Preguntas:
• A. De acuerdo con la entrevista, explique en una a tres oraciones por qué Ayar Blasco optó por hacer un largometraje con Lava en vez de una novela gráfica.
• B. Reproduzca el fragmento de la entrevista que comienza con las palabras que contienen "Ayar Blasco dialogó" y concluye con "en tus comienzos?".

Ayar Blasco dialogó con GPS Audiovisual acerca de Lava.

-¿Cómo nació Lava? ¿Cuál fue su recorrido previo a tener la posibilidad de producirlo, y cuántas veces bajaste los brazos y dijiste que no podía hacerse?

Lava nació de un guion para una novela gráfica que había escrito mi amigo Salvador Sanz. Originalmente mi idea era hacer una novela gráfica también, pero luego me di cuenta de que me iba a salir mejor si hacía un largo. Armamos el proyecto con Crudofilms para conseguir la financiación, y no obtuvimos el apoyo del INCAA inicialmente. Jime Monteoliva –la productora- fue quien insistió en presentarla varias veces. ¡Yo había bajado los brazos al primer intento!

-Con el cine de animación, ¿vas cambiando tus referentes, o son los mismos que en tus comienzos?

No tengo muchos referentes en el cine de animación: me gusta el animé y cosas diversas, pero considero que mis referentes siempre fueron las historietas. En especial, la historieta argentina de los años 50 y 60: todo lo de Oesterheld y varios autores de la época de oro de la historieta nacional.

-¿Cómo es el proceso de producir las imágenes? ¿Pensás en personajes y te imaginas las voces, o esa búsqueda viene después, con la película terminada?

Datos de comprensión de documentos
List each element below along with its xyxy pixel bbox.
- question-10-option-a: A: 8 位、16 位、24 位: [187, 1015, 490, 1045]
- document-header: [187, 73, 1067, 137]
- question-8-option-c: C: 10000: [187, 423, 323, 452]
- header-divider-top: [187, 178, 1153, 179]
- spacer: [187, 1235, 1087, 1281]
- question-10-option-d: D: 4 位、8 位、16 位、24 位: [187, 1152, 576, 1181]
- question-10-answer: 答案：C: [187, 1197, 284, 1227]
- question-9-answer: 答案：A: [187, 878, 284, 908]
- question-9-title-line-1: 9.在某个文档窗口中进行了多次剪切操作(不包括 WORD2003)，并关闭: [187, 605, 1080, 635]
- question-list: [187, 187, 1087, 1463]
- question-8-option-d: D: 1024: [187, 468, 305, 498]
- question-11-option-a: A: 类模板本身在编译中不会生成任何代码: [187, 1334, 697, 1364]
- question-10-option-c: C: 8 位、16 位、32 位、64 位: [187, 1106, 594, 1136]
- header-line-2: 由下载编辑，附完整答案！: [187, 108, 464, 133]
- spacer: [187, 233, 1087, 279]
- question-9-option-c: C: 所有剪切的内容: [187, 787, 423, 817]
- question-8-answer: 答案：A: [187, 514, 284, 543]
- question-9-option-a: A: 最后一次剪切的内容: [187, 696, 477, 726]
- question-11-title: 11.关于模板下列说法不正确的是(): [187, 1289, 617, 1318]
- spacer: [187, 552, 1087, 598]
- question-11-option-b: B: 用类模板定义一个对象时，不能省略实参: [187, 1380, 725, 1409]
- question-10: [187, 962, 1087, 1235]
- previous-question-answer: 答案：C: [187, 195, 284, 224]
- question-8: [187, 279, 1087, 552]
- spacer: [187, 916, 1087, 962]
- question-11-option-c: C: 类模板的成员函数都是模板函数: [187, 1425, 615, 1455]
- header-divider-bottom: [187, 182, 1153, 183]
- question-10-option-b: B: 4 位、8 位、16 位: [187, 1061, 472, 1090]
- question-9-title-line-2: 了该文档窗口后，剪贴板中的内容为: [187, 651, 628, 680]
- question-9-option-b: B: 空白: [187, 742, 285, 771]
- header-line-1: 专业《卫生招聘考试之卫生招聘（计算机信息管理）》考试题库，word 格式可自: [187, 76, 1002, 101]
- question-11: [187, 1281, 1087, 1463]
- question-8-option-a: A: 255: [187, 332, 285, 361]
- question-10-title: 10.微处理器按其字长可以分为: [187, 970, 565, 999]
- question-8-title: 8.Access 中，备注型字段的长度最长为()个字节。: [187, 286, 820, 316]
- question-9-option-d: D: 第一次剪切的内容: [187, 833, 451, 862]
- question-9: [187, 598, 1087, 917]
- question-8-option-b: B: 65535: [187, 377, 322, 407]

Respuestas esperadas:
• A. Su idea original era hacer una novela gráfica a partir del guion que había escrito Salvador Sanz. Cambió de plan porque se dio cuenta de que el resultado le iba a salir mejor si hacía un largo.

• B.
Ayar Blasco dialogó con GPS Audiovisual acerca de Lava.

-¿Cómo nació Lava? ¿Cuál fue su recorrido previo a tener la posibilidad de producirlo, y cuántas veces bajaste los brazos y dijiste que no podía hacerse?

Lava nació de un guion para una novela gráfica que había escrito mi amigo Salvador Sanz. Originalmente mi idea era hacer una novela gráfica también, pero luego me di cuenta de que me iba a salir mejor si hacía un largo. Armamos el proyecto con Crudofilms para conseguir la financiación, y no obtuvimos el apoyo del INCAA inicialmente. Jime Monteoliva –la productora- fue quien insistió en presentarla varias veces. ¡Yo había bajado los brazos al primer intento!

-Con el cine de animación, ¿vas cambiando tus referentes, o son los mismos que en tus comienzos?